Directions for this task >> Go through the listing and copy each line with the string "妈妈一歪头冲我笑了笑".

Records provided >>
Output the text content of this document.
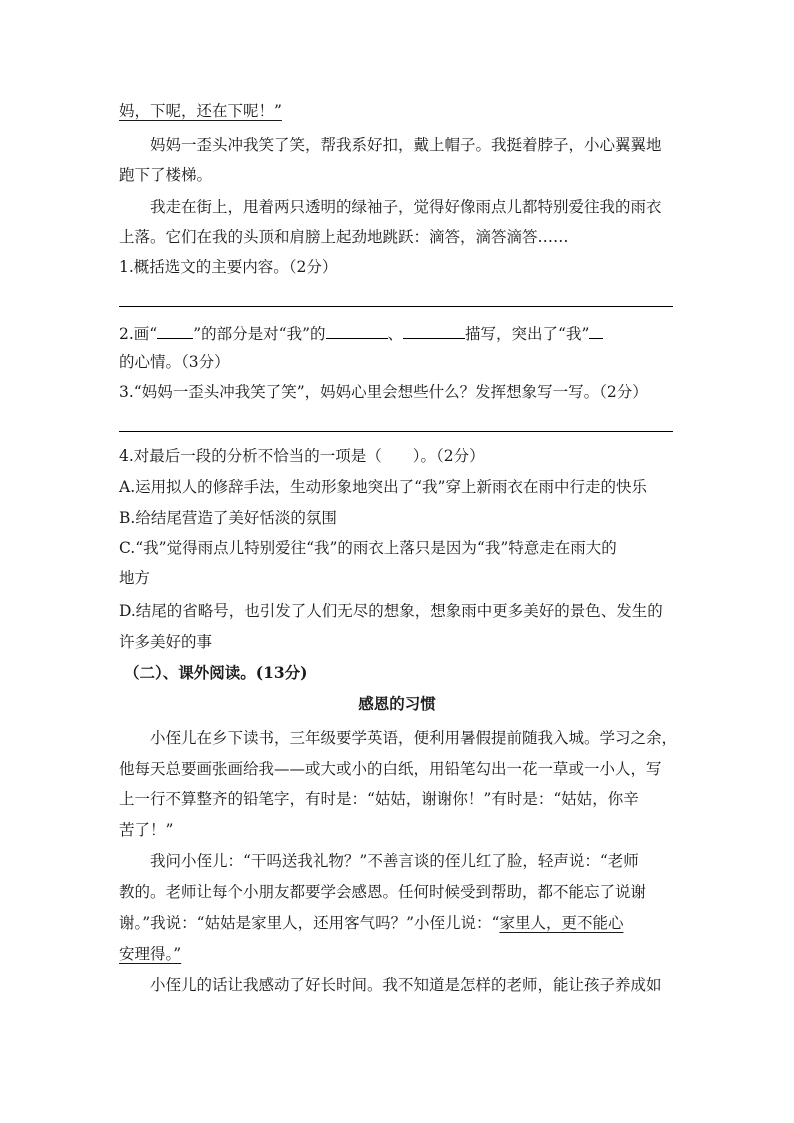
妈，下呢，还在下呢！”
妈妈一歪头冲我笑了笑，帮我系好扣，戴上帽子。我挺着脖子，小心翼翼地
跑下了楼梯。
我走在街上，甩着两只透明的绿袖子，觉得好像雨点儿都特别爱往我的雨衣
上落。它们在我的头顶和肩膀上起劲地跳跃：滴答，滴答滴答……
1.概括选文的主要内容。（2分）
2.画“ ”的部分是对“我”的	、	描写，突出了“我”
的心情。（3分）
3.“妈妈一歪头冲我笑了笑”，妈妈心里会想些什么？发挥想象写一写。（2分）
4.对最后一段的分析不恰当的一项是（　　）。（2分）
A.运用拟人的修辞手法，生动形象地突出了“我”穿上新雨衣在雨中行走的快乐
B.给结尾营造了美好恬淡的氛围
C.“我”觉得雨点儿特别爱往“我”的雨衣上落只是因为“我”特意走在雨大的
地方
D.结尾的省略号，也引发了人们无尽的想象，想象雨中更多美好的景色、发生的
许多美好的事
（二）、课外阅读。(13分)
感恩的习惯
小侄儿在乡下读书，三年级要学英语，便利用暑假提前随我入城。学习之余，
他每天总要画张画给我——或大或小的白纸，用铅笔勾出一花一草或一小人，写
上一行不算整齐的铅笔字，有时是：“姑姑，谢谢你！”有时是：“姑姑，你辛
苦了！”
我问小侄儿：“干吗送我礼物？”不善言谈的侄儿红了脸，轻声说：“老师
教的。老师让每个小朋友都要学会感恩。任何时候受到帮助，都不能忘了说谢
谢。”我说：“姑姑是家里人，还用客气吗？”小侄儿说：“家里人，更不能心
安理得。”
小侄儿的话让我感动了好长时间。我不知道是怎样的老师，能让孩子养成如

Solution to the exercise >>
妈妈一歪头冲我笑了笑，帮我系好扣，戴上帽子。我挺着脖子，小心翼翼地
3.“妈妈一歪头冲我笑了笑”，妈妈心里会想些什么？发挥想象写一写。（2分）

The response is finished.